══ RECORDS FOR THIS EXERCISE ══

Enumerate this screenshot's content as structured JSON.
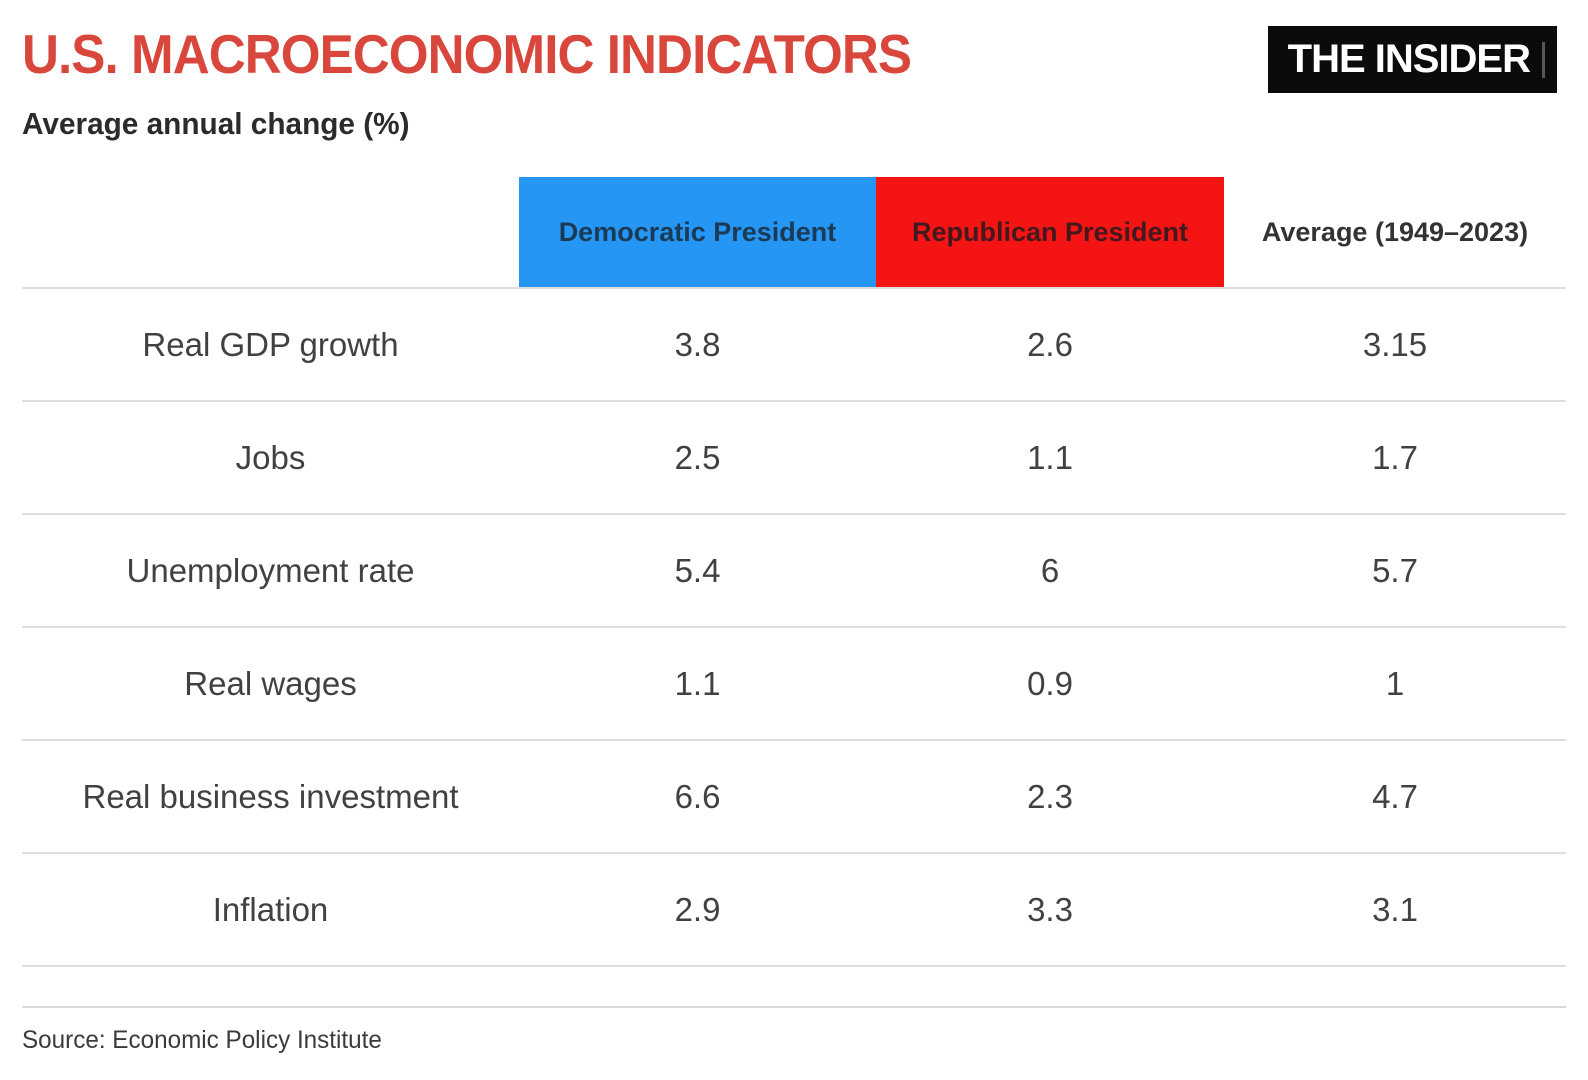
{
  "page": {
    "title": "U.S. MACROECONOMIC INDICATORS",
    "subtitle": "Average annual change (%)",
    "source": "Source: Economic Policy Institute"
  },
  "logo": {
    "text": "THE INSIDER"
  },
  "colors": {
    "title_red": "#d9463c",
    "democratic_blue": "#2696f5",
    "republican_red": "#f51414",
    "democratic_header_text": "#1b3a55",
    "republican_header_text": "#44191e",
    "body_text": "#414141",
    "gridline": "#dedede",
    "logo_background": "#0b0b0b",
    "logo_text": "#ffffff"
  },
  "chart_data": {
    "type": "table",
    "title": "U.S. MACROECONOMIC INDICATORS",
    "subtitle": "Average annual change (%)",
    "columns": [
      "",
      "Democratic President",
      "Republican President",
      "Average (1949–2023)"
    ],
    "rows": [
      {
        "label": "Real GDP growth",
        "democratic": "3.8",
        "republican": "2.6",
        "average": "3.15"
      },
      {
        "label": "Jobs",
        "democratic": "2.5",
        "republican": "1.1",
        "average": "1.7"
      },
      {
        "label": "Unemployment rate",
        "democratic": "5.4",
        "republican": "6",
        "average": "5.7"
      },
      {
        "label": "Real wages",
        "democratic": "1.1",
        "republican": "0.9",
        "average": "1"
      },
      {
        "label": "Real business investment",
        "democratic": "6.6",
        "republican": "2.3",
        "average": "4.7"
      },
      {
        "label": "Inflation",
        "democratic": "2.9",
        "republican": "3.3",
        "average": "3.1"
      }
    ],
    "source": "Source: Economic Policy Institute",
    "layout": {
      "grid": "horizontal-only",
      "header_fill_colors": [
        "#2696f5",
        "#f51414",
        "none"
      ]
    }
  }
}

═══

REQUEST >>
Restate each line of the records exactly; pictures do not belong in the copy.

ANSWER TO THIS EXERCISE >>
Enumerate this screenshot's content as structured JSON.
{
  "page": {
    "title": "U.S. MACROECONOMIC INDICATORS",
    "subtitle": "Average annual change (%)",
    "source": "Source: Economic Policy Institute"
  },
  "logo": {
    "text": "THE INSIDER"
  },
  "colors": {
    "title_red": "#d9463c",
    "democratic_blue": "#2696f5",
    "republican_red": "#f51414",
    "democratic_header_text": "#1b3a55",
    "republican_header_text": "#44191e",
    "body_text": "#414141",
    "gridline": "#dedede",
    "logo_background": "#0b0b0b",
    "logo_text": "#ffffff"
  },
  "chart_data": {
    "type": "table",
    "title": "U.S. MACROECONOMIC INDICATORS",
    "subtitle": "Average annual change (%)",
    "columns": [
      "",
      "Democratic President",
      "Republican President",
      "Average (1949–2023)"
    ],
    "rows": [
      {
        "label": "Real GDP growth",
        "democratic": "3.8",
        "republican": "2.6",
        "average": "3.15"
      },
      {
        "label": "Jobs",
        "democratic": "2.5",
        "republican": "1.1",
        "average": "1.7"
      },
      {
        "label": "Unemployment rate",
        "democratic": "5.4",
        "republican": "6",
        "average": "5.7"
      },
      {
        "label": "Real wages",
        "democratic": "1.1",
        "republican": "0.9",
        "average": "1"
      },
      {
        "label": "Real business investment",
        "democratic": "6.6",
        "republican": "2.3",
        "average": "4.7"
      },
      {
        "label": "Inflation",
        "democratic": "2.9",
        "republican": "3.3",
        "average": "3.1"
      }
    ],
    "source": "Source: Economic Policy Institute",
    "layout": {
      "grid": "horizontal-only",
      "header_fill_colors": [
        "#2696f5",
        "#f51414",
        "none"
      ]
    }
  }
}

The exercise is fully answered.